Element and coordinate data:
- - -

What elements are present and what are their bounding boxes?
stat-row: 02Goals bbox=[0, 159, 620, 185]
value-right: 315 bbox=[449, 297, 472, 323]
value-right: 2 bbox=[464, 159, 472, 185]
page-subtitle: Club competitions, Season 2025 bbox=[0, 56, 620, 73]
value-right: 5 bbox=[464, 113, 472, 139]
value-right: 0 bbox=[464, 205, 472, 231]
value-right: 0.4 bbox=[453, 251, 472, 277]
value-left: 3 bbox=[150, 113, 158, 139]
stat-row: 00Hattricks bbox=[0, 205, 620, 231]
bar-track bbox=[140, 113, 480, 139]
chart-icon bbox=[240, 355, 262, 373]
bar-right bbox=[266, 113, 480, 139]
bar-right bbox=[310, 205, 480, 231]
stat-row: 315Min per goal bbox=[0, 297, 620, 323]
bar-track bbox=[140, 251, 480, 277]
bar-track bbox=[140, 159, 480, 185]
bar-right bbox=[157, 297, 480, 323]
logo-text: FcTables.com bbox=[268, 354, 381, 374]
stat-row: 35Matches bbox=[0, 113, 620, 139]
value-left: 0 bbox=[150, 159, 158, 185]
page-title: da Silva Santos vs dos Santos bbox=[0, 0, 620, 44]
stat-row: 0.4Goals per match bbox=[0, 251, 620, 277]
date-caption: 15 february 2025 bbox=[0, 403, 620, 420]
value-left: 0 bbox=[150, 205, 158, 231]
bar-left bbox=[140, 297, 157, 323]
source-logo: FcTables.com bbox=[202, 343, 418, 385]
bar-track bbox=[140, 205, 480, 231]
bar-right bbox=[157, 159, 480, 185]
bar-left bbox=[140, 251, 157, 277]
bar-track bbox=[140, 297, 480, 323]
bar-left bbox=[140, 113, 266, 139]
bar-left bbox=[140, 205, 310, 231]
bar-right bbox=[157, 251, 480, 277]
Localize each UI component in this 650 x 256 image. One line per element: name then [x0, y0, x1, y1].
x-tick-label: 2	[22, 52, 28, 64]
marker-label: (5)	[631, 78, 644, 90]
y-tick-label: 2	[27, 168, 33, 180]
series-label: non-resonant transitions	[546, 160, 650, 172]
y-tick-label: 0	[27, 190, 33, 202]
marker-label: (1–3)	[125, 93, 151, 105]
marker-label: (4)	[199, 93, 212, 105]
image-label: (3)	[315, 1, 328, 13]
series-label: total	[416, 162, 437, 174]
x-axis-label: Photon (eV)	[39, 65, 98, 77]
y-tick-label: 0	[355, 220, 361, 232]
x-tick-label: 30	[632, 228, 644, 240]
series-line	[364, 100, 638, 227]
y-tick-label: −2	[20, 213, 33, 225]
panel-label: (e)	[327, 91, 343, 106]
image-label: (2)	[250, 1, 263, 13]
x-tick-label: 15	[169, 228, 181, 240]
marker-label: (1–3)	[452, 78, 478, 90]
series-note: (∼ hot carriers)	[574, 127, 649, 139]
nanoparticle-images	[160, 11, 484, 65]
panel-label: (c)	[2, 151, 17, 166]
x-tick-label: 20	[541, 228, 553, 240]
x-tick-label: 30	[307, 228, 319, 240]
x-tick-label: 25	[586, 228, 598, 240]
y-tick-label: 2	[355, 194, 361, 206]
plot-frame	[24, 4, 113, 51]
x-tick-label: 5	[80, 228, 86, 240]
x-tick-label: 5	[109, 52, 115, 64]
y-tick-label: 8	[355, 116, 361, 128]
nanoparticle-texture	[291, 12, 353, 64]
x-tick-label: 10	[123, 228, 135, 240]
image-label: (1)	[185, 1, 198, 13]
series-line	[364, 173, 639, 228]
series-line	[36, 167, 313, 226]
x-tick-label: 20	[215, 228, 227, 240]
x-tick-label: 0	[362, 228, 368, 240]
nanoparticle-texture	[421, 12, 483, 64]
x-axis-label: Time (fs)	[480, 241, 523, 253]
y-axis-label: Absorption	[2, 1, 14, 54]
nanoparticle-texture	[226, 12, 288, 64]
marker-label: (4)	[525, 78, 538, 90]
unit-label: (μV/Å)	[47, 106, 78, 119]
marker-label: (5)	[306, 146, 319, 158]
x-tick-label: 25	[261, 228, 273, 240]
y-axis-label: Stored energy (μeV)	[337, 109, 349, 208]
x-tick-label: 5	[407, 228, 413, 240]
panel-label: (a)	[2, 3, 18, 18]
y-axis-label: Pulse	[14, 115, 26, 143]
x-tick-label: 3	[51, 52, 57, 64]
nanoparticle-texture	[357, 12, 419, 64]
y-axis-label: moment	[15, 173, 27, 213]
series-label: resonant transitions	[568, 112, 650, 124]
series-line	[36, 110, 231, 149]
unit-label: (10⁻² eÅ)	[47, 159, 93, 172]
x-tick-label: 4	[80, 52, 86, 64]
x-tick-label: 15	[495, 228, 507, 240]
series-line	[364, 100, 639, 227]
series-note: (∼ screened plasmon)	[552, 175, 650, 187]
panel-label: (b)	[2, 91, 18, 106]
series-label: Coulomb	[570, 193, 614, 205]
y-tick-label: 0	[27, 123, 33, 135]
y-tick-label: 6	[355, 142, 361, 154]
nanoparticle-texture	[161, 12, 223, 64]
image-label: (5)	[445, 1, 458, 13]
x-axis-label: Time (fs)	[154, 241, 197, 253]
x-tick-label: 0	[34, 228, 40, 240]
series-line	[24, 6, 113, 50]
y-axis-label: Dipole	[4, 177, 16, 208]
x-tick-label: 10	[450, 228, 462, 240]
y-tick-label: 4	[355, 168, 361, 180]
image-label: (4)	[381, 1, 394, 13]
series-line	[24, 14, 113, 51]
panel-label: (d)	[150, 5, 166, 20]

- - -

▶ **GIVEN EXERCISE**
Report each line of the data above that contains the string "transitions", copying every such line in full.

▶ **WRITTEN RESPONSE**
series-label: non-resonant transitions	[546, 160, 650, 172]
series-label: resonant transitions	[568, 112, 650, 124]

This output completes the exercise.